WHAT THE EXERCISE ASKS — Report how many lines in the records below contain the word "examples". Give only the number.

(Saved data entries)
※

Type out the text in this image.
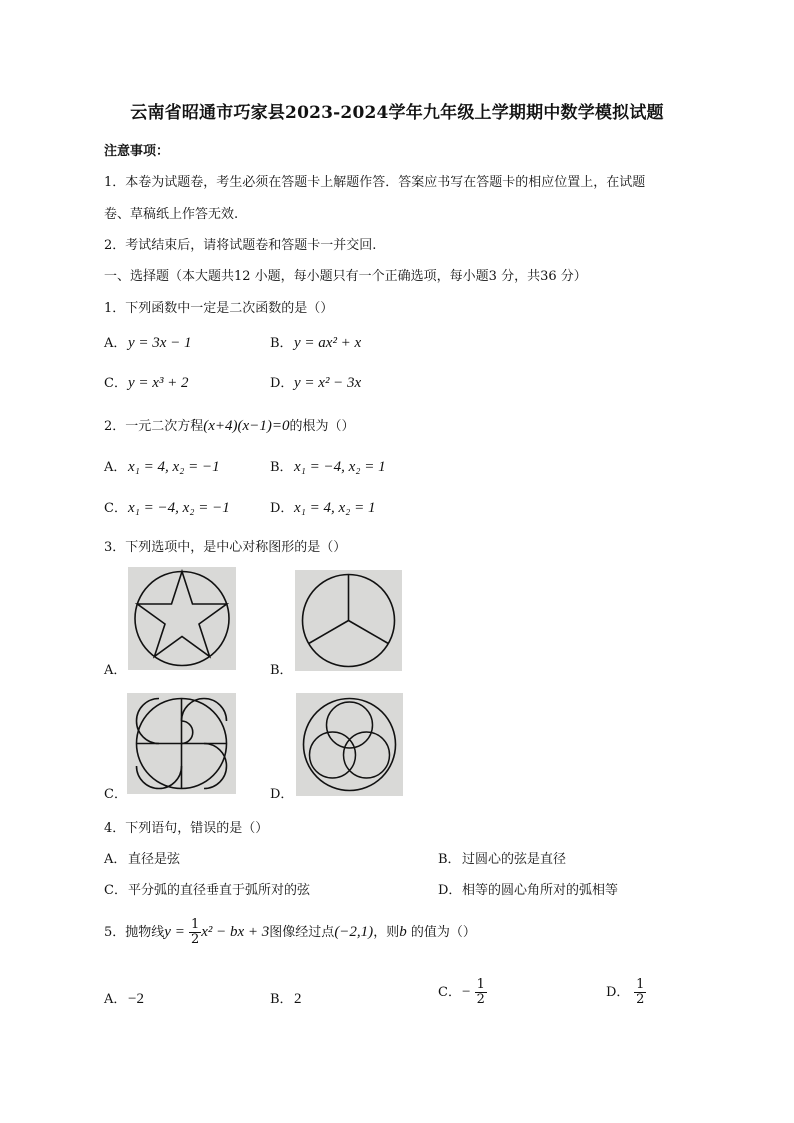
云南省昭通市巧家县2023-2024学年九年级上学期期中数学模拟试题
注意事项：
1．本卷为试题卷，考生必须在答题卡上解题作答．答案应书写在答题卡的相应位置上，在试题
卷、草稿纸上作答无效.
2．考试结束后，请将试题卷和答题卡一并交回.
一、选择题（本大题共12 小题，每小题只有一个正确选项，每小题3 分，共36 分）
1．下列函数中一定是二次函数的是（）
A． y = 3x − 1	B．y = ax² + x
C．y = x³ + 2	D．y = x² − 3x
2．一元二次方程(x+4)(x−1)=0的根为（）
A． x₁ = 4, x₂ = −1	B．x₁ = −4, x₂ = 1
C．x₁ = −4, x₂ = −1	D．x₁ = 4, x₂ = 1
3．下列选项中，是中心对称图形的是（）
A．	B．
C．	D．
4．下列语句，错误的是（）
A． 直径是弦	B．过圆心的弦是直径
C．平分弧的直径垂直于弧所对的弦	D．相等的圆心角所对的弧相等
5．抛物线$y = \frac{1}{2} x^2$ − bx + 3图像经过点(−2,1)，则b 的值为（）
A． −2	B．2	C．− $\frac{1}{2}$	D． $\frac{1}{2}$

※

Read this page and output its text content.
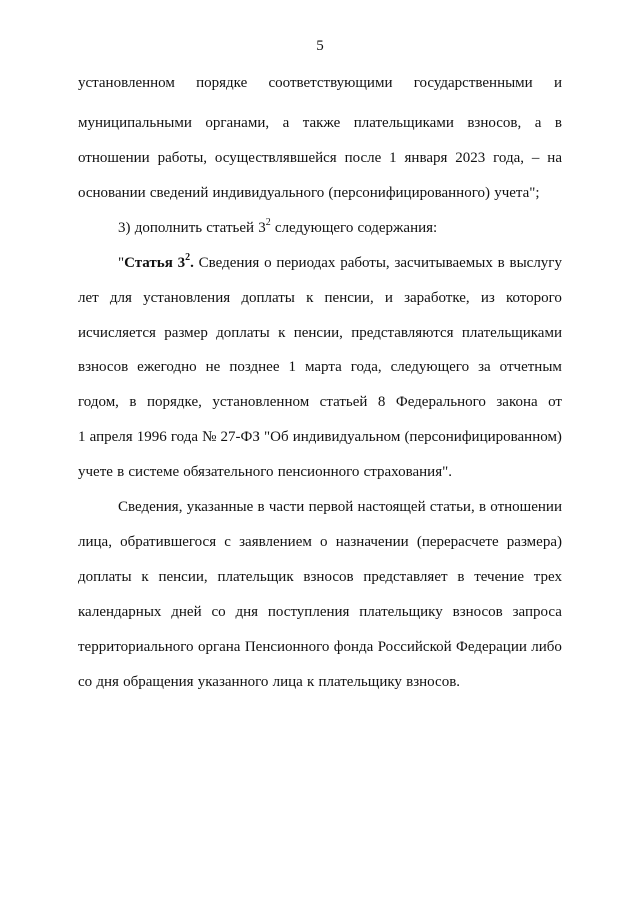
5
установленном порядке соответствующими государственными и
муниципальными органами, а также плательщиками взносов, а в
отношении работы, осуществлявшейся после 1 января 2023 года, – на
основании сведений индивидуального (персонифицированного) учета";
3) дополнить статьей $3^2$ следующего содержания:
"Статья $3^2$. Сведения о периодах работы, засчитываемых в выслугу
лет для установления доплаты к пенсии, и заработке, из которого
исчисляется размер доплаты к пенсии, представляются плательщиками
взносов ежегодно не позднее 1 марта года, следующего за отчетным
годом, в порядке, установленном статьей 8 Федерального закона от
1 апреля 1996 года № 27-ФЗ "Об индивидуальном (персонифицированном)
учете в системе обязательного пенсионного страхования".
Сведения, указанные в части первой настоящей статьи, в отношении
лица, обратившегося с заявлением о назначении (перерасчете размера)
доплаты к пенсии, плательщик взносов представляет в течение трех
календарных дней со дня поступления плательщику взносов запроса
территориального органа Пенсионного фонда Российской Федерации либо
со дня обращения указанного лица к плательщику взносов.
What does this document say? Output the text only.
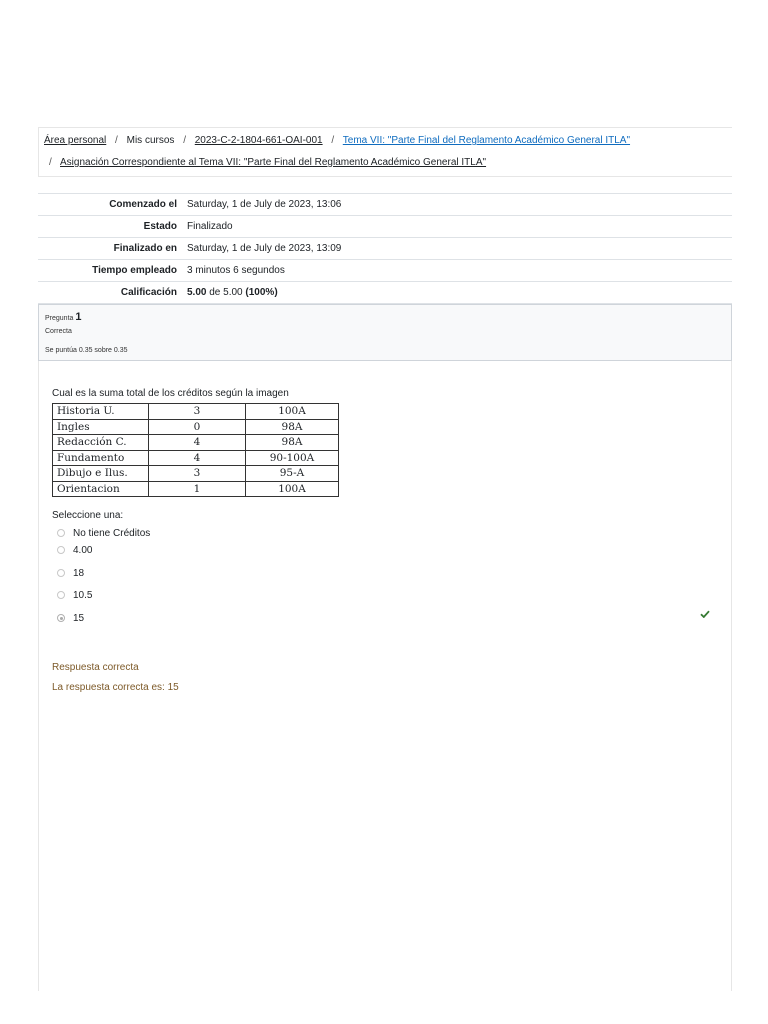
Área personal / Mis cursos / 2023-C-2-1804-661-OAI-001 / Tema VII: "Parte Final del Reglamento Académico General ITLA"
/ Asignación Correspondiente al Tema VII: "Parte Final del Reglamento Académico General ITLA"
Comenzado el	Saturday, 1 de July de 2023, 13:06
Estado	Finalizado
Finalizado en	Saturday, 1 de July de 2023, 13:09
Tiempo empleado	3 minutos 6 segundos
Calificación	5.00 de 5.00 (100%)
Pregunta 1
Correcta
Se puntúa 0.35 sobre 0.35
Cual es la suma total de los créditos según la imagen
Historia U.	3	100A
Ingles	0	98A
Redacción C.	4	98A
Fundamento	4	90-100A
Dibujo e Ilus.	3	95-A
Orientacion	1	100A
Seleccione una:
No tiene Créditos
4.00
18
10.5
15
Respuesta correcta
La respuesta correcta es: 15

※

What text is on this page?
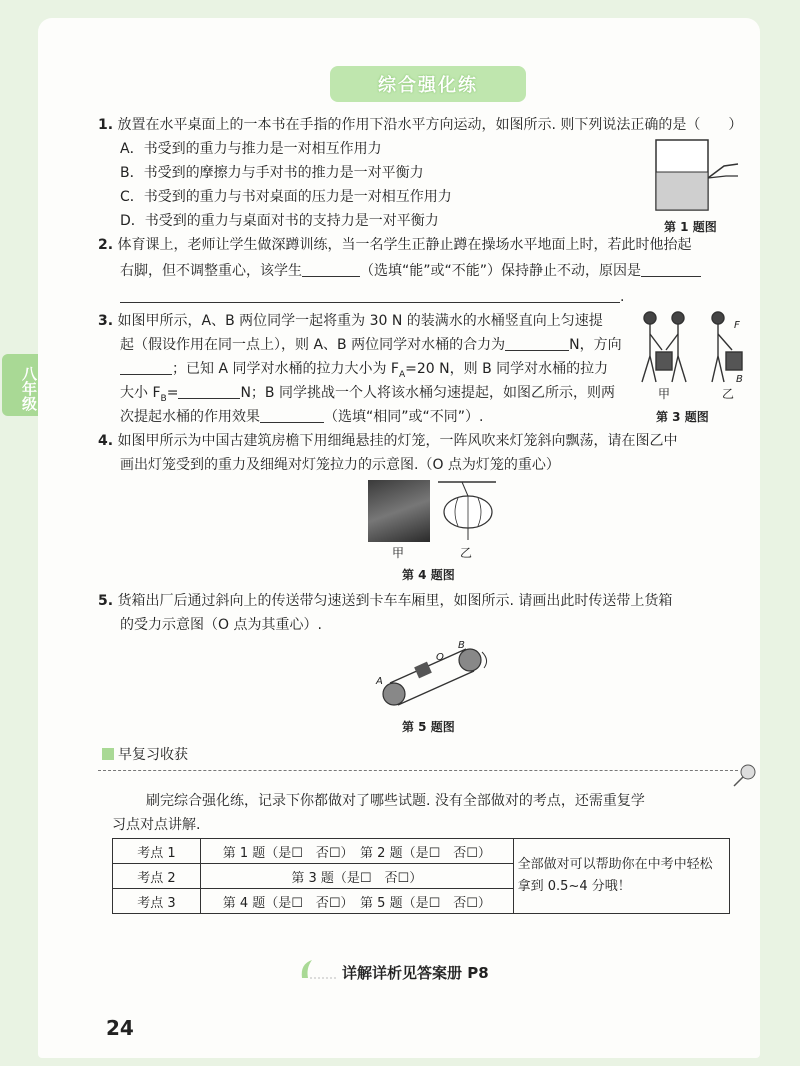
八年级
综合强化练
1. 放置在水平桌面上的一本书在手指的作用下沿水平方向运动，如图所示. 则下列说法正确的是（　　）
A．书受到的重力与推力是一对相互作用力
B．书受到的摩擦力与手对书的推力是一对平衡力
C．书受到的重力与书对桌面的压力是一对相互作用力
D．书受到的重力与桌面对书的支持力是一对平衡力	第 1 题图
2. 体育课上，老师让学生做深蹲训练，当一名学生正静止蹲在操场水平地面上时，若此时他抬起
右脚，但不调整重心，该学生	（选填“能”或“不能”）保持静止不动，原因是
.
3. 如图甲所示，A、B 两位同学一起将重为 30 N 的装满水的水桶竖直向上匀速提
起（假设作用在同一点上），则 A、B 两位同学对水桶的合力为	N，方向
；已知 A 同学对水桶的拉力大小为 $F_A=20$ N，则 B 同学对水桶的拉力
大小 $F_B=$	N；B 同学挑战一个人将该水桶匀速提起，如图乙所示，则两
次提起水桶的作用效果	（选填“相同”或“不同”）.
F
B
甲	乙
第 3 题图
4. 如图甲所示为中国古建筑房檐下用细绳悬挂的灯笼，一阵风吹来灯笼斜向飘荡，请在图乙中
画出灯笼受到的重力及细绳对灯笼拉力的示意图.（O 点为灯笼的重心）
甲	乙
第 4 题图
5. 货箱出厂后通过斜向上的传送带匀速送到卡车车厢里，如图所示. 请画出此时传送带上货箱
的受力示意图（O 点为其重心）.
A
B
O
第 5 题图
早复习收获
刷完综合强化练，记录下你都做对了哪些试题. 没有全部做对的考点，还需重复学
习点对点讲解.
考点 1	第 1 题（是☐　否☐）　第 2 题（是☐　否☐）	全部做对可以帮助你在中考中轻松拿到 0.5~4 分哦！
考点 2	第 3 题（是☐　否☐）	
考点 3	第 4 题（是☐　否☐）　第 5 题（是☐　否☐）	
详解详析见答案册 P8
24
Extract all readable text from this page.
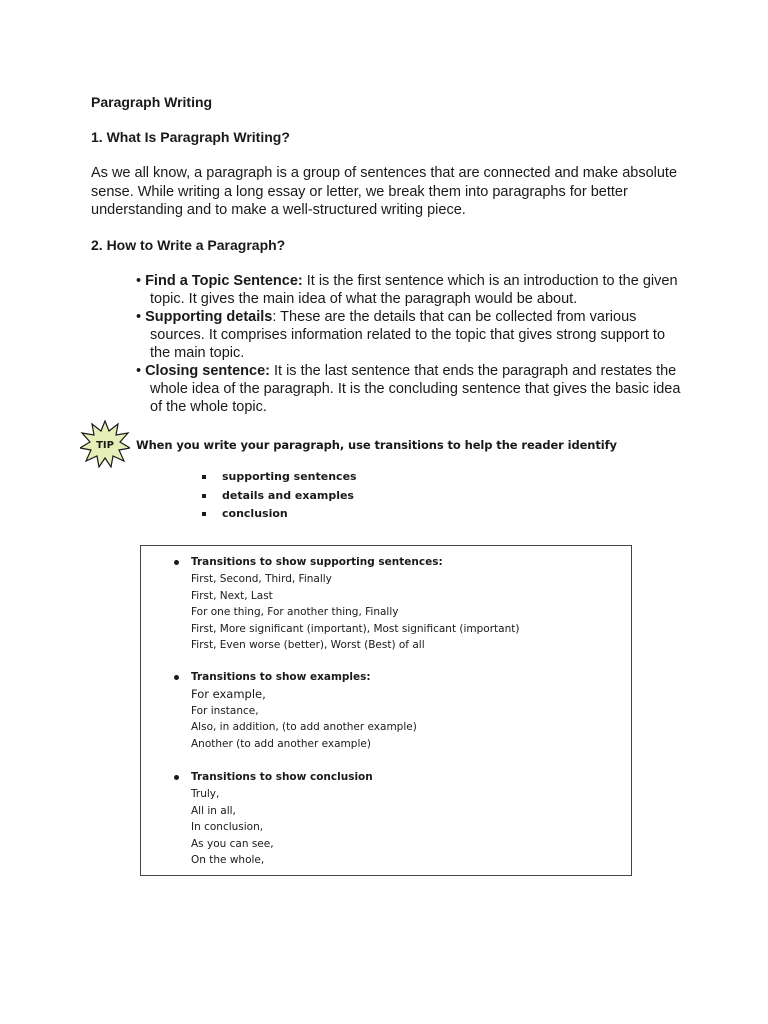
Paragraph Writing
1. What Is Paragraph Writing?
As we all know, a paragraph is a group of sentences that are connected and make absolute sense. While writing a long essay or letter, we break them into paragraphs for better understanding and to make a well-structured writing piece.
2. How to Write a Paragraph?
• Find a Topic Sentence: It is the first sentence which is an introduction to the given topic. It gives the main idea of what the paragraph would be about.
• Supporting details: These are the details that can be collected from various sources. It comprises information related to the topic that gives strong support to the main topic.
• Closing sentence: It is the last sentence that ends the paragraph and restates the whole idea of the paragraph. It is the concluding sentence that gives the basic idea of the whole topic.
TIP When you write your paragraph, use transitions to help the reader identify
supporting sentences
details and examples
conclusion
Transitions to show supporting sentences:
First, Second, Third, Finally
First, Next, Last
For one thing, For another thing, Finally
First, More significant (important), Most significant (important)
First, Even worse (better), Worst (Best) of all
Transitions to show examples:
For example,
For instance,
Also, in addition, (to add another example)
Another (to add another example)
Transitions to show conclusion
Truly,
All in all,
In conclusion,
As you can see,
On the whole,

※

FULL ANSWER — 2